== Directive ==
State how many lines include "description", giving the number by itself.

== Material shown ==
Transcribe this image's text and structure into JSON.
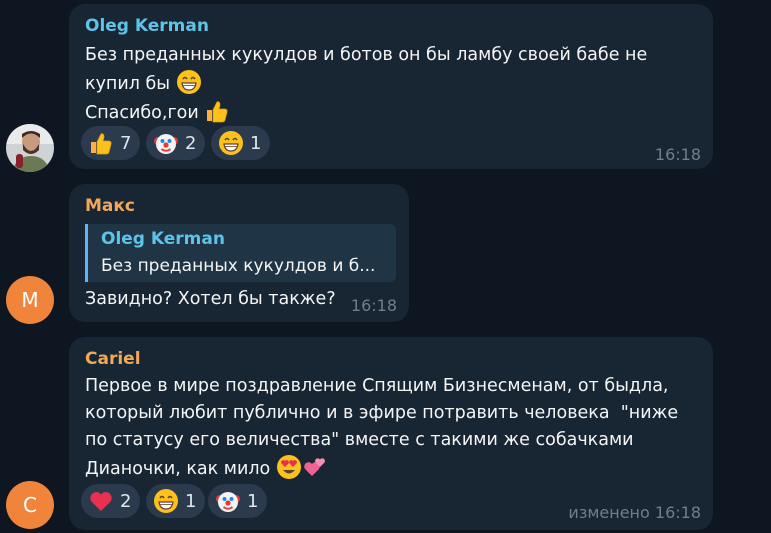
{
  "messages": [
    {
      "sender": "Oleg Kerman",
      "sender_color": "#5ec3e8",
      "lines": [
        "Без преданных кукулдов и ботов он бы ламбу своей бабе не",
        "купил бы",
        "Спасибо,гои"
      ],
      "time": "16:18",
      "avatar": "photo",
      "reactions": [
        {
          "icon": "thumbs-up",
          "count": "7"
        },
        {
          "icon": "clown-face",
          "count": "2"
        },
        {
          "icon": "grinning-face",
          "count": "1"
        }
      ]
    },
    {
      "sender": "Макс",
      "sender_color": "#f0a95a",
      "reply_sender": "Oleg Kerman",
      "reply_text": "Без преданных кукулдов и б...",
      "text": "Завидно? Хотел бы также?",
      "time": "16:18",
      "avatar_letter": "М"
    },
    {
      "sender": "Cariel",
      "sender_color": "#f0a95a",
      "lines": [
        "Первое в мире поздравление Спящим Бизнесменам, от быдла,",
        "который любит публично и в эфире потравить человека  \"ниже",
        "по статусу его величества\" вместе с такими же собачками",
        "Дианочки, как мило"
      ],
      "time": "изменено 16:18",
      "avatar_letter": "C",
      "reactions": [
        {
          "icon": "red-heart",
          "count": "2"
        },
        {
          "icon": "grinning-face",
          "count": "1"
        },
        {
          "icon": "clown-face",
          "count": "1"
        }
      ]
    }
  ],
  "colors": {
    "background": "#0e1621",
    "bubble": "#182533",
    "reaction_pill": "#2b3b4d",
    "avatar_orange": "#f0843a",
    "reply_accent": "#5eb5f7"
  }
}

...

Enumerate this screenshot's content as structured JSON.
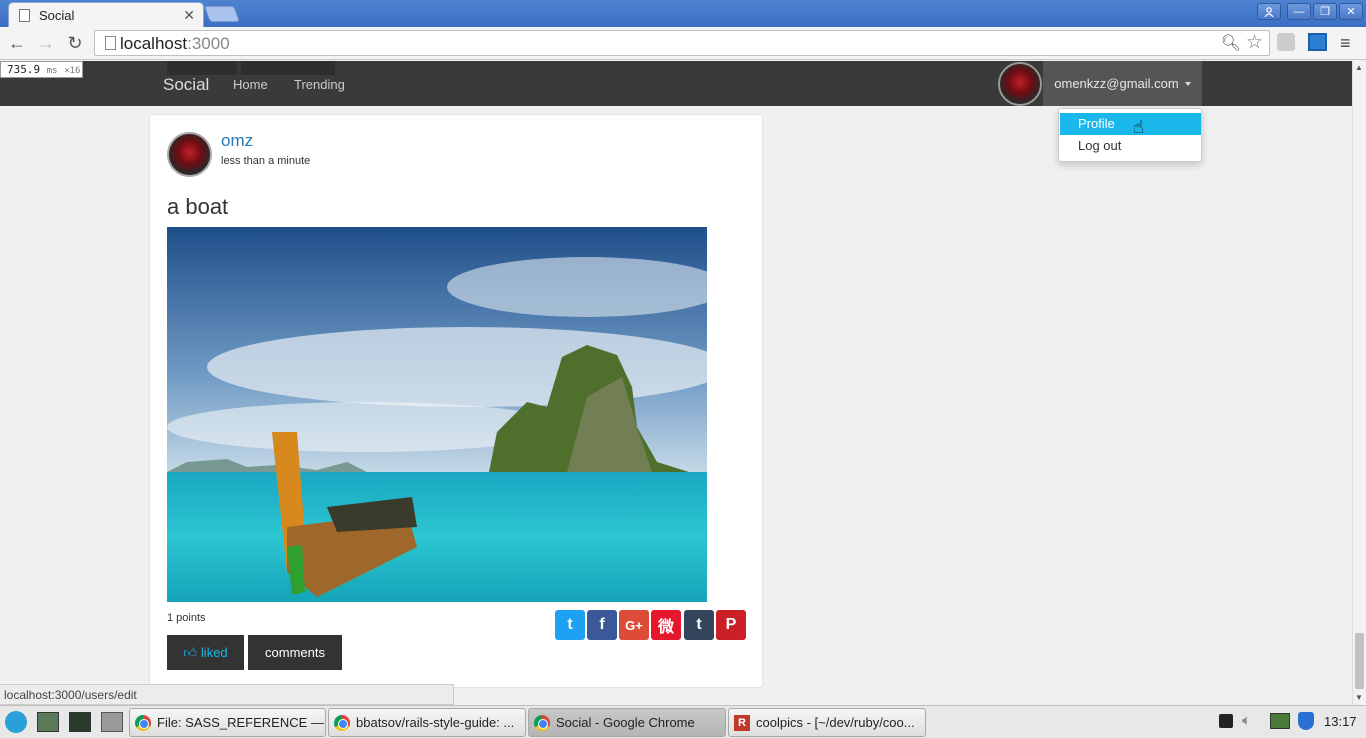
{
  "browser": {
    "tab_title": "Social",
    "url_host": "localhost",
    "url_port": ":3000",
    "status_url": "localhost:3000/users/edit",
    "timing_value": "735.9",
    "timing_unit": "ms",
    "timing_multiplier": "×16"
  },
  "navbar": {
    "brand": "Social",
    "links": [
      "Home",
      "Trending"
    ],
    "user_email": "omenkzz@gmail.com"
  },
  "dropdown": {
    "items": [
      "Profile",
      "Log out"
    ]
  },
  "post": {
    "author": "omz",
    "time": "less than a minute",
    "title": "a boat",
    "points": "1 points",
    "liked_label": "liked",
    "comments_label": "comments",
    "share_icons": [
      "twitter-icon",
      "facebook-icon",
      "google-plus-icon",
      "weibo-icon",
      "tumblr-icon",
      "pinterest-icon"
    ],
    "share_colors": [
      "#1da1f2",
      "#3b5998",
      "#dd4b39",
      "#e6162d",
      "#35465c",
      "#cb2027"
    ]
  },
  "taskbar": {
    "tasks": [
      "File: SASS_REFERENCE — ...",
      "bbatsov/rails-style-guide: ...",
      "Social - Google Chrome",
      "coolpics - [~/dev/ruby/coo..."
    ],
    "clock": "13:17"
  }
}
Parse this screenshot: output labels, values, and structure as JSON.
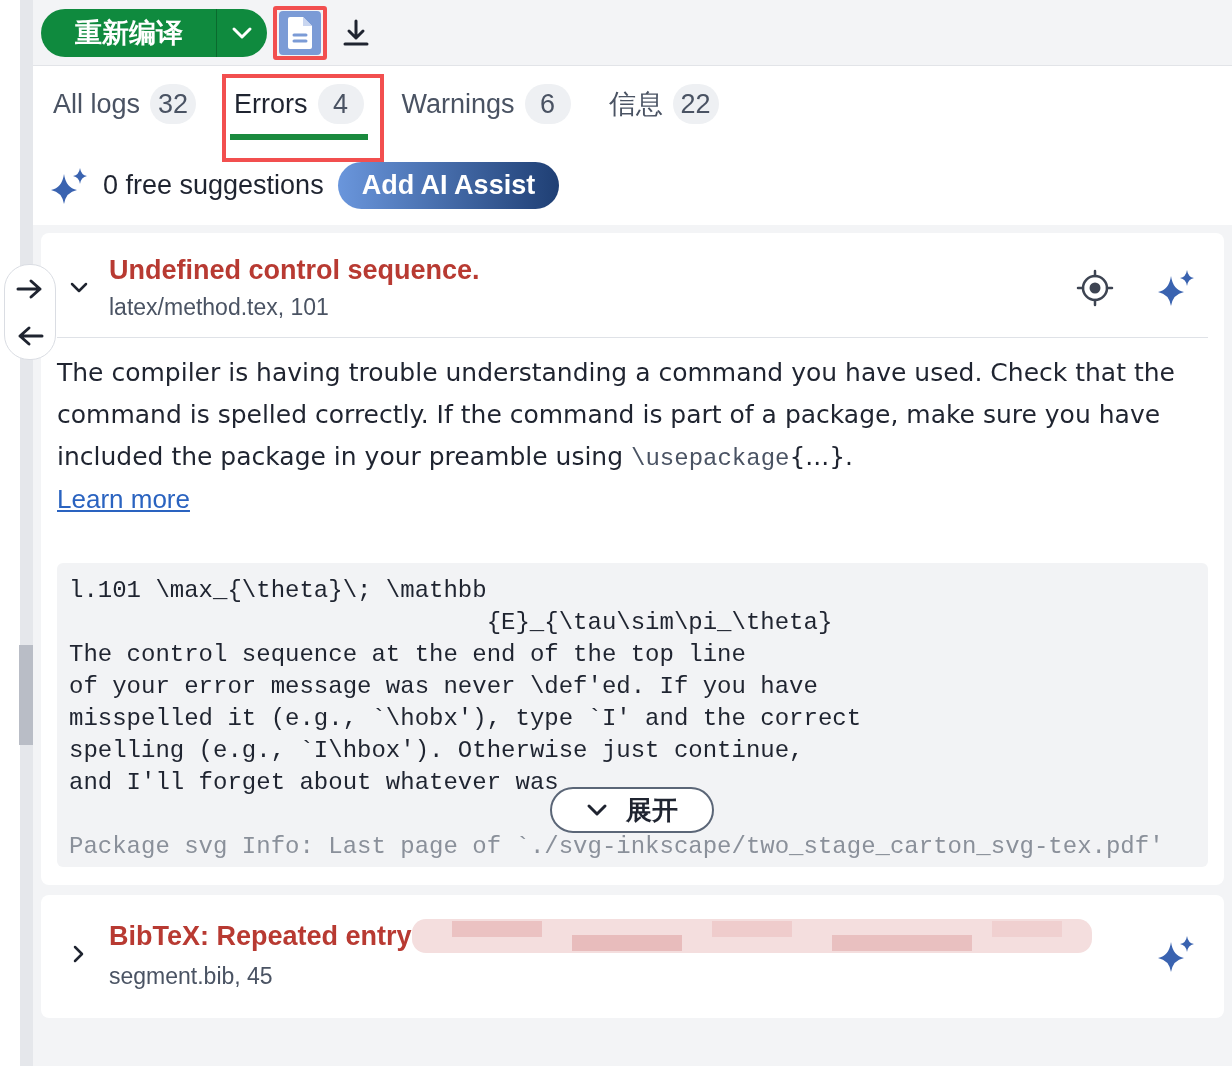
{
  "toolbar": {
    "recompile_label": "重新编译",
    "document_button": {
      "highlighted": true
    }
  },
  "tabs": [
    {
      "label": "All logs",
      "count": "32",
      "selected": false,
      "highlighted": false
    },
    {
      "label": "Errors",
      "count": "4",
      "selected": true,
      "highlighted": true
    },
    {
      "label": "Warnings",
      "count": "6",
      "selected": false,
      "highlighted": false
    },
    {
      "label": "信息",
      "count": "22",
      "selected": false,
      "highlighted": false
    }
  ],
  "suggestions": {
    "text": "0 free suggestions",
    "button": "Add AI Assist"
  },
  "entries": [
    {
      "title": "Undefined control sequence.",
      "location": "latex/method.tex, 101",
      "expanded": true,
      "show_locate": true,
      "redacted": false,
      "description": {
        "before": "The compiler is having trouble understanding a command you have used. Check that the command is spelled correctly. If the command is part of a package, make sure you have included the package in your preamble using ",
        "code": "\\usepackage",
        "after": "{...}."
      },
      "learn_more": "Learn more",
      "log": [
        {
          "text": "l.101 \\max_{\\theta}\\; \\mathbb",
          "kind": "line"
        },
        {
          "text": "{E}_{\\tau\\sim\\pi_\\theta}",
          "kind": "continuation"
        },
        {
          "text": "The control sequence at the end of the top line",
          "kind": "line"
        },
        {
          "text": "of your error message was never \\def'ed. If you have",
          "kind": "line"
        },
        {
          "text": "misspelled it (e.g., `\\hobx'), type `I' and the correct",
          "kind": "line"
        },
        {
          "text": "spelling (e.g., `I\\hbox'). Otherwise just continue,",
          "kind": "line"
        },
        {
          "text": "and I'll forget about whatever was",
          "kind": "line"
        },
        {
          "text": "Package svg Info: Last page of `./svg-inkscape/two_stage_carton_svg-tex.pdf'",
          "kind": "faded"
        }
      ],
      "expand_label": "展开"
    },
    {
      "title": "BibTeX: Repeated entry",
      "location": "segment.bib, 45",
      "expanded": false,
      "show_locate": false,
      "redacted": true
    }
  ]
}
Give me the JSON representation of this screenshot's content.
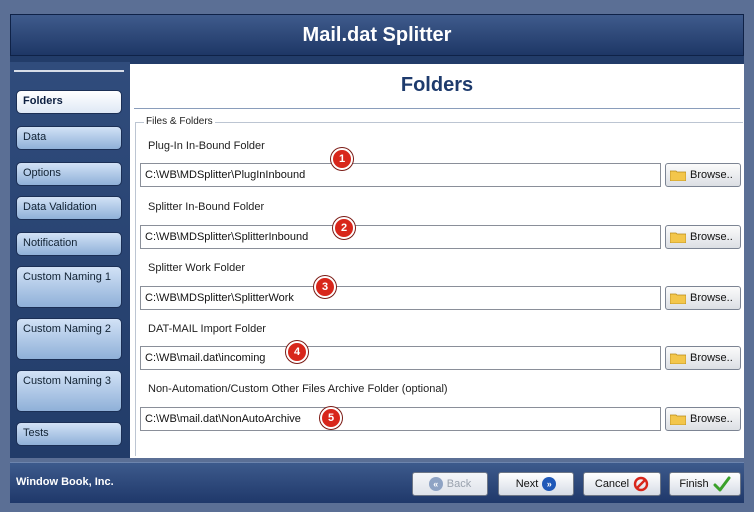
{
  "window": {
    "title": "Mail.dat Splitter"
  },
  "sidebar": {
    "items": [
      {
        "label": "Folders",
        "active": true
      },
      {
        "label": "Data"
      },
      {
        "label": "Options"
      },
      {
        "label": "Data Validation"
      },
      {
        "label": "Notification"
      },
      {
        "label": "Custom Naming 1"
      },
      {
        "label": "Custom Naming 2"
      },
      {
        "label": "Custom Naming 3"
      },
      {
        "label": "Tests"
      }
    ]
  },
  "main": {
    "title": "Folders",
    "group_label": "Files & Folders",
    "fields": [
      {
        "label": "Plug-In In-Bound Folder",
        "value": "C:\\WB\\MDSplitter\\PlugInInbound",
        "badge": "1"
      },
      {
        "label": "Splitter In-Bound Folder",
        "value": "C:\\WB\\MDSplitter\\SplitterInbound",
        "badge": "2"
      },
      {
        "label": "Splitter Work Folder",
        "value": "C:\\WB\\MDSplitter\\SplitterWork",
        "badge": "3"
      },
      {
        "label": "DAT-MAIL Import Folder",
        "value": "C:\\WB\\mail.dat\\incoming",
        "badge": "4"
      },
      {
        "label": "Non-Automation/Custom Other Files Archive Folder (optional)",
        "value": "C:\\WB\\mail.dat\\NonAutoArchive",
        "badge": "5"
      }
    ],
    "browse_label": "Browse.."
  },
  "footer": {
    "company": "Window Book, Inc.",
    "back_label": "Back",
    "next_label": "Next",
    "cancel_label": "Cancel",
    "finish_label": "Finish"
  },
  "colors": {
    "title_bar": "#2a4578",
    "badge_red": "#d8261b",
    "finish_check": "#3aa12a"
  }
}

---

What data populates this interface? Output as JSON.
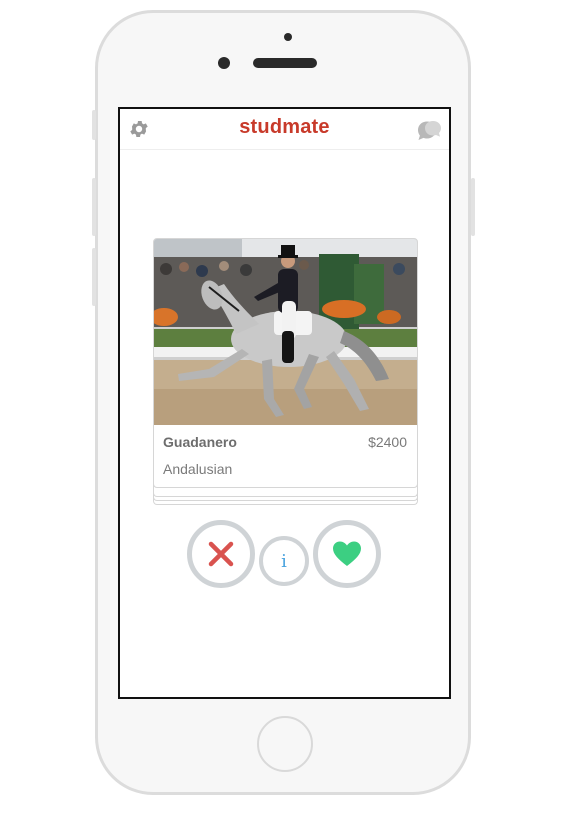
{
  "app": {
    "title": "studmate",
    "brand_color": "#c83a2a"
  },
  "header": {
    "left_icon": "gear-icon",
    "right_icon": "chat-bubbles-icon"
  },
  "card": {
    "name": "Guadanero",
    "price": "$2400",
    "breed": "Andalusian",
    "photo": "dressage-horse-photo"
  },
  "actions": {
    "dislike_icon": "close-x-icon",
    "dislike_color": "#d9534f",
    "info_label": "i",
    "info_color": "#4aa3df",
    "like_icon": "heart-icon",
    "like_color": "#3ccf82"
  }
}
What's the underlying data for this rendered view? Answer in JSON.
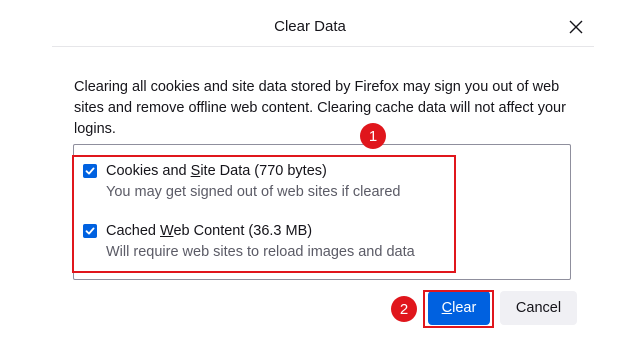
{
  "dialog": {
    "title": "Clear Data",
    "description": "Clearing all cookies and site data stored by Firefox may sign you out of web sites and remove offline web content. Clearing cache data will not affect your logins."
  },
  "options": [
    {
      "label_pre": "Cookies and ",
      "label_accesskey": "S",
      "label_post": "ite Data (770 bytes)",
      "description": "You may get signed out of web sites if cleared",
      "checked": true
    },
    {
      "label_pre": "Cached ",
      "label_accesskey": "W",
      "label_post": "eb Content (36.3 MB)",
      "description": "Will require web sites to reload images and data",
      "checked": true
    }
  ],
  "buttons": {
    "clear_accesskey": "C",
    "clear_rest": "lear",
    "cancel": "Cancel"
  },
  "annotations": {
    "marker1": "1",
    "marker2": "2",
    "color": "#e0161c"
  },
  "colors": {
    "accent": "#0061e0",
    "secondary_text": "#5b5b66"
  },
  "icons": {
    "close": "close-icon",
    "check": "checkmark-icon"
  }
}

== Output for this exercise ==
4